<<<<
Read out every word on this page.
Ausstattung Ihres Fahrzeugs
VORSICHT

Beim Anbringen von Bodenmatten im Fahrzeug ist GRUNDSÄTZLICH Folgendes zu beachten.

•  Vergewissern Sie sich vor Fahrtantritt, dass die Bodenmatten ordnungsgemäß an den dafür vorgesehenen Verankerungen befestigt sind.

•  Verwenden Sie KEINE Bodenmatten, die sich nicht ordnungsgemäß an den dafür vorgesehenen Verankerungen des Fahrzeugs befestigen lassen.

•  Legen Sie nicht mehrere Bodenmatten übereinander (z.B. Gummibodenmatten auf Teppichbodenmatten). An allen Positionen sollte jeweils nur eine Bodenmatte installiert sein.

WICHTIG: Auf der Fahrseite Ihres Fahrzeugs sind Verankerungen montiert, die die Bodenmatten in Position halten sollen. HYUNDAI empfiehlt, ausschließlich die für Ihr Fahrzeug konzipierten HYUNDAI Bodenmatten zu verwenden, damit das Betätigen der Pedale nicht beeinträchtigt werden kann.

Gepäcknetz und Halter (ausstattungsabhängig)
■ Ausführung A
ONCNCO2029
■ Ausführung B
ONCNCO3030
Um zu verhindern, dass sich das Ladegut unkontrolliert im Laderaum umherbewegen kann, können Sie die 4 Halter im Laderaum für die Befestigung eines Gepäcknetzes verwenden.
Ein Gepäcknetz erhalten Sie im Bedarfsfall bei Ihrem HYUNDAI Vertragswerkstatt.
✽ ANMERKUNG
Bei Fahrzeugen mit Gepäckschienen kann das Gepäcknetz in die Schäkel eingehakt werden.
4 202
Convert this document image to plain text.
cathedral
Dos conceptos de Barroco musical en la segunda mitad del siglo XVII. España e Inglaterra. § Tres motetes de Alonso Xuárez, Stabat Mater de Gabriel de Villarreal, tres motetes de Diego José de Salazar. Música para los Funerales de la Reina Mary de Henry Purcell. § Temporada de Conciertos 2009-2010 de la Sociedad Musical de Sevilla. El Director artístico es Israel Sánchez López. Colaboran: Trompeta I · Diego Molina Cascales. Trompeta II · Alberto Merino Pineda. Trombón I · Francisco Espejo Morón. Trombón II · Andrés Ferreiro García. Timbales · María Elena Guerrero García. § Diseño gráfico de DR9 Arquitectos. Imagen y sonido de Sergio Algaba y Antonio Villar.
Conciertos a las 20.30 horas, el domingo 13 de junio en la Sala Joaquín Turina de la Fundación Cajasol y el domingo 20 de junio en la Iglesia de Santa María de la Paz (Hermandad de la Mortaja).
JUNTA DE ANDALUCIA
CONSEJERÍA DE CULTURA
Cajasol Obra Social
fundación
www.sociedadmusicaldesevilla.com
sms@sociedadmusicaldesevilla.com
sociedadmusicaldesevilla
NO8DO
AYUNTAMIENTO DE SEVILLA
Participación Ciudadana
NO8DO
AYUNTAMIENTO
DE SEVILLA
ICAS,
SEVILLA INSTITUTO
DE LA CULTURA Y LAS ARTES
>>>>
EXERCISE PROMPT = Every record above needs to be repeated word for word.

SOLUTION =
Read out every word on this page.
Ausstattung Ihres Fahrzeugs
VORSICHT

Beim Anbringen von Bodenmatten im Fahrzeug ist GRUNDSÄTZLICH Folgendes zu beachten.

•  Vergewissern Sie sich vor Fahrtantritt, dass die Bodenmatten ordnungsgemäß an den dafür vorgesehenen Verankerungen befestigt sind.

•  Verwenden Sie KEINE Bodenmatten, die sich nicht ordnungsgemäß an den dafür vorgesehenen Verankerungen des Fahrzeugs befestigen lassen.

•  Legen Sie nicht mehrere Bodenmatten übereinander (z.B. Gummibodenmatten auf Teppichbodenmatten). An allen Positionen sollte jeweils nur eine Bodenmatte installiert sein.

WICHTIG: Auf der Fahrseite Ihres Fahrzeugs sind Verankerungen montiert, die die Bodenmatten in Position halten sollen. HYUNDAI empfiehlt, ausschließlich die für Ihr Fahrzeug konzipierten HYUNDAI Bodenmatten zu verwenden, damit das Betätigen der Pedale nicht beeinträchtigt werden kann.

Gepäcknetz und Halter (ausstattungsabhängig)
■ Ausführung A
ONCNCO2029
■ Ausführung B
ONCNCO3030
Um zu verhindern, dass sich das Ladegut unkontrolliert im Laderaum umherbewegen kann, können Sie die 4 Halter im Laderaum für die Befestigung eines Gepäcknetzes verwenden.
Ein Gepäcknetz erhalten Sie im Bedarfsfall bei Ihrem HYUNDAI Vertragswerkstatt.
✽ ANMERKUNG
Bei Fahrzeugen mit Gepäckschienen kann das Gepäcknetz in die Schäkel eingehakt werden.
4 202
Convert this document image to plain text.
cathedral
Dos conceptos de Barroco musical en la segunda mitad del siglo XVII. España e Inglaterra. § Tres motetes de Alonso Xuárez, Stabat Mater de Gabriel de Villarreal, tres motetes de Diego José de Salazar. Música para los Funerales de la Reina Mary de Henry Purcell. § Temporada de Conciertos 2009-2010 de la Sociedad Musical de Sevilla. El Director artístico es Israel Sánchez López. Colaboran: Trompeta I · Diego Molina Cascales. Trompeta II · Alberto Merino Pineda. Trombón I · Francisco Espejo Morón. Trombón II · Andrés Ferreiro García. Timbales · María Elena Guerrero García. § Diseño gráfico de DR9 Arquitectos. Imagen y sonido de Sergio Algaba y Antonio Villar.
Conciertos a las 20.30 horas, el domingo 13 de junio en la Sala Joaquín Turina de la Fundación Cajasol y el domingo 20 de junio en la Iglesia de Santa María de la Paz (Hermandad de la Mortaja).
JUNTA DE ANDALUCIA
CONSEJERÍA DE CULTURA
Cajasol Obra Social
fundación
www.sociedadmusicaldesevilla.com
sms@sociedadmusicaldesevilla.com
sociedadmusicaldesevilla
NO8DO
AYUNTAMIENTO DE SEVILLA
Participación Ciudadana
NO8DO
AYUNTAMIENTO
DE SEVILLA
ICAS,
SEVILLA INSTITUTO
DE LA CULTURA Y LAS ARTES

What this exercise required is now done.